*PROBLEM STATEMENT*. Say how many lines in the data below contain the word "Heavy", and give no other text.

*INPUT FOR THIS TASK*.
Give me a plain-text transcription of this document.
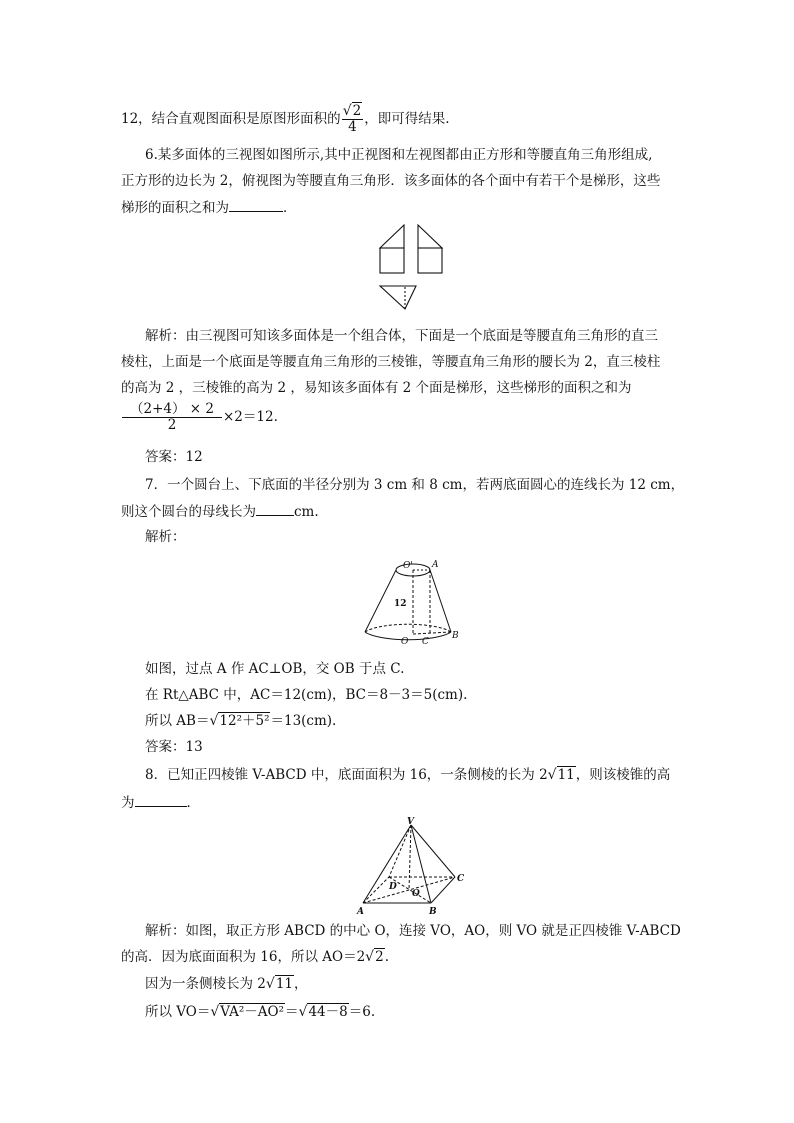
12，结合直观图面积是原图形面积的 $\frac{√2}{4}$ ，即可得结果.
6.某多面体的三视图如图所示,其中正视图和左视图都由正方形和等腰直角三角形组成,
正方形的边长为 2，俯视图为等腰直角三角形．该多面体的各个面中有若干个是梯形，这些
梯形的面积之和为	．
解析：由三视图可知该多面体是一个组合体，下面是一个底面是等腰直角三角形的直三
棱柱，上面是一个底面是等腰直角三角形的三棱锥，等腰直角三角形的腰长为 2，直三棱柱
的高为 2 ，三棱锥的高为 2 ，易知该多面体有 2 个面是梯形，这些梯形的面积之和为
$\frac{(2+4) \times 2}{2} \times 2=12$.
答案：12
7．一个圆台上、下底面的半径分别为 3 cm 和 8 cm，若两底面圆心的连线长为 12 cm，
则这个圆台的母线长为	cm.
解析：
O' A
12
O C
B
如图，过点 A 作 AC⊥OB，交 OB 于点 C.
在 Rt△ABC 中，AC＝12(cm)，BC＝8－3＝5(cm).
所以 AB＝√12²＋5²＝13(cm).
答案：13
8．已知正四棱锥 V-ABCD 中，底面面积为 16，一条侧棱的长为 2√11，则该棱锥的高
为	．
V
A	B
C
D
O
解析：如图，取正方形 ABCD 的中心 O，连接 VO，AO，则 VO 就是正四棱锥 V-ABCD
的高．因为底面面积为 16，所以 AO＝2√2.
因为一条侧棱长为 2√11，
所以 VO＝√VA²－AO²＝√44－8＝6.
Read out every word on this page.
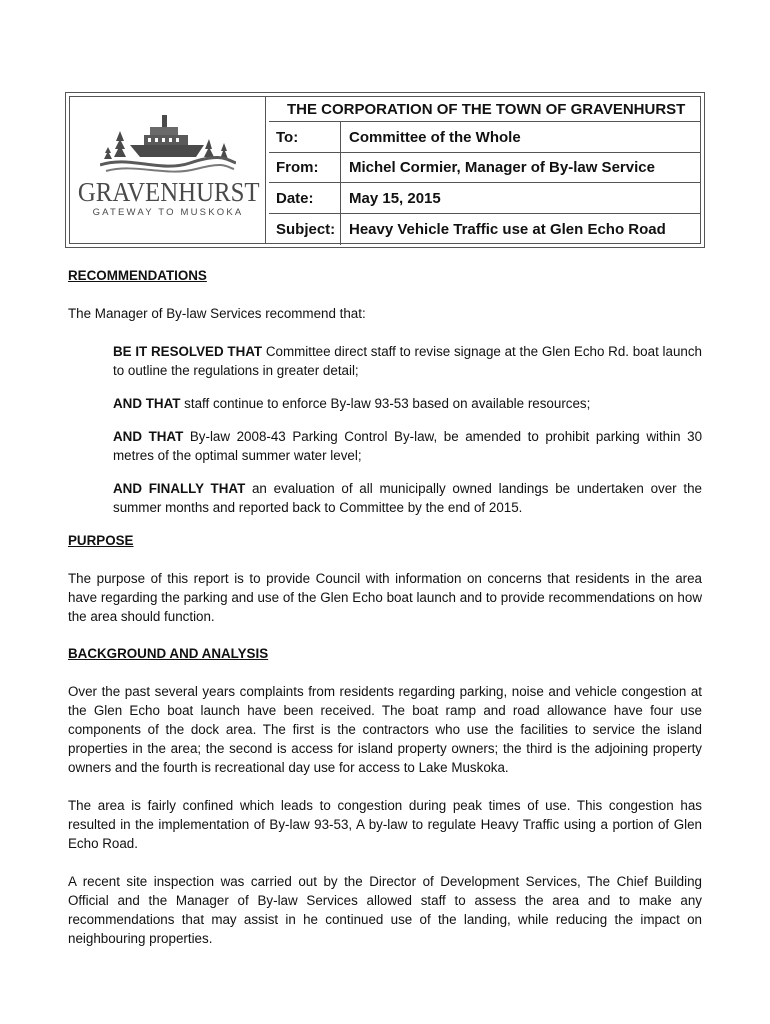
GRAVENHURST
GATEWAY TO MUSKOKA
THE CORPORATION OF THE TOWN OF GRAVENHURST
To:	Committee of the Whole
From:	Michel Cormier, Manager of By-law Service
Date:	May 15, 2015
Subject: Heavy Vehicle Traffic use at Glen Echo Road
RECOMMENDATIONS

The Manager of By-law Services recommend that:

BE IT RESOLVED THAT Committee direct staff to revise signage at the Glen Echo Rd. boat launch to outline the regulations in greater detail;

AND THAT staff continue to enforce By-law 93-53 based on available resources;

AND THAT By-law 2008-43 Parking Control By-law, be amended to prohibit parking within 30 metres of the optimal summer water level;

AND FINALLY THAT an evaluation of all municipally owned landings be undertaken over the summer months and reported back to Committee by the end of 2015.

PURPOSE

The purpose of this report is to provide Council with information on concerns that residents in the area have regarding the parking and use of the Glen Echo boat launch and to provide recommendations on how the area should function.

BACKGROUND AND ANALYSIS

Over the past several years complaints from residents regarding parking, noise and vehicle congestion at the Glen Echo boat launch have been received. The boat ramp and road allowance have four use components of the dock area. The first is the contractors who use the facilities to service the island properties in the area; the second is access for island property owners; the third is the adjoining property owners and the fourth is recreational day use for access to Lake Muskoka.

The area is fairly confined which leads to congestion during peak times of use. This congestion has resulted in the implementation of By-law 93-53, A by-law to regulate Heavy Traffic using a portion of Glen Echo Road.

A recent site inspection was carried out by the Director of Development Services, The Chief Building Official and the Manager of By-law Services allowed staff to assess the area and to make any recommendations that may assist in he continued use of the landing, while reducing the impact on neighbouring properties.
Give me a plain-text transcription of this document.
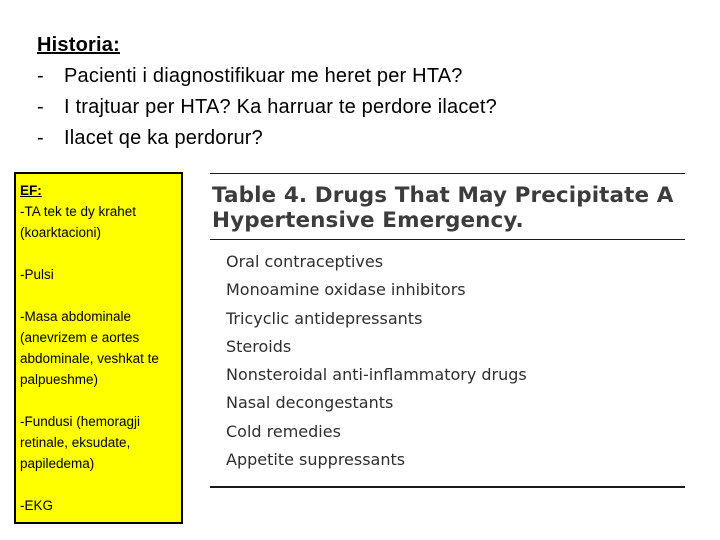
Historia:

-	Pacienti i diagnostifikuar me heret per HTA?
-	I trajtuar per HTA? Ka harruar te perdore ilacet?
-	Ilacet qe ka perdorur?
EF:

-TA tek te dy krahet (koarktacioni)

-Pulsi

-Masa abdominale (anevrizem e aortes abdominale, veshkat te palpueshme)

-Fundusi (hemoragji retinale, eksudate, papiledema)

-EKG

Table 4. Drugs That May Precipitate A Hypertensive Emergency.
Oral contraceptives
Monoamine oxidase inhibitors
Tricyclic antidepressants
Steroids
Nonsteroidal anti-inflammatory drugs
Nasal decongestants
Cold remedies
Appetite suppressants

---

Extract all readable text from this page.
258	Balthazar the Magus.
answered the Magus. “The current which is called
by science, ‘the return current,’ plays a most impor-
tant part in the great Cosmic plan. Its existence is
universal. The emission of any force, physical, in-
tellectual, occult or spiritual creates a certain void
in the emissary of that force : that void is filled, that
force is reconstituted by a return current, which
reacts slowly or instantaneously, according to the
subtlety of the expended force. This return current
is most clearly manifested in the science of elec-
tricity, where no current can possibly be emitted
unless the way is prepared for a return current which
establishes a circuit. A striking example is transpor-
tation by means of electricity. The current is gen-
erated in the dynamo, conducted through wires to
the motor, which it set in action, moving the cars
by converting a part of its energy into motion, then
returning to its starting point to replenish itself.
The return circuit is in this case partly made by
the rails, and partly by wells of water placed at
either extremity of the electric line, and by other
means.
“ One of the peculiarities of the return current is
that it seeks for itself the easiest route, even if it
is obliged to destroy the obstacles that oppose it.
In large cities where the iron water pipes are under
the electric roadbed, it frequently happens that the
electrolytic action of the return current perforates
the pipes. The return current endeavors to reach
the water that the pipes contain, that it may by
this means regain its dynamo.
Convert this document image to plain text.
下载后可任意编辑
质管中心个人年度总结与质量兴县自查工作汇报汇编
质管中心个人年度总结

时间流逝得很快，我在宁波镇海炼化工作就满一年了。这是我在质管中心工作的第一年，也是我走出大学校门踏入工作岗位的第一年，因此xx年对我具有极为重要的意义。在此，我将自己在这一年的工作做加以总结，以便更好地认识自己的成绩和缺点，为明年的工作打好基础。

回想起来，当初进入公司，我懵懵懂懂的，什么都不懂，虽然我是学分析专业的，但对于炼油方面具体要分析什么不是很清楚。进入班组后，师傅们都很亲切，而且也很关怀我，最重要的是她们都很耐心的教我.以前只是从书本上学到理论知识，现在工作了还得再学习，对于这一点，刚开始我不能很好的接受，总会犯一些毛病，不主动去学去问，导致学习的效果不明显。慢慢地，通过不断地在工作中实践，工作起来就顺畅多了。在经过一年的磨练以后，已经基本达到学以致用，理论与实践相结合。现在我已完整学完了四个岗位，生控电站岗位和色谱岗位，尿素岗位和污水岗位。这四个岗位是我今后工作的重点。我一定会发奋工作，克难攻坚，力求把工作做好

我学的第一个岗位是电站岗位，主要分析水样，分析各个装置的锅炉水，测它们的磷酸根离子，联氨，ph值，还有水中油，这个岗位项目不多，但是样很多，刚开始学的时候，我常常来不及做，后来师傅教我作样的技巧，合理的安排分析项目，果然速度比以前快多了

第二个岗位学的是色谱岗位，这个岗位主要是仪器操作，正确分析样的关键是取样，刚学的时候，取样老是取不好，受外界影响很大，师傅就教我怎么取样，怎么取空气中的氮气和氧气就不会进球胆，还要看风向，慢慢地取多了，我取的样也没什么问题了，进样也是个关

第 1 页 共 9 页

*RESULT FOR THIS EXERCISE*. 2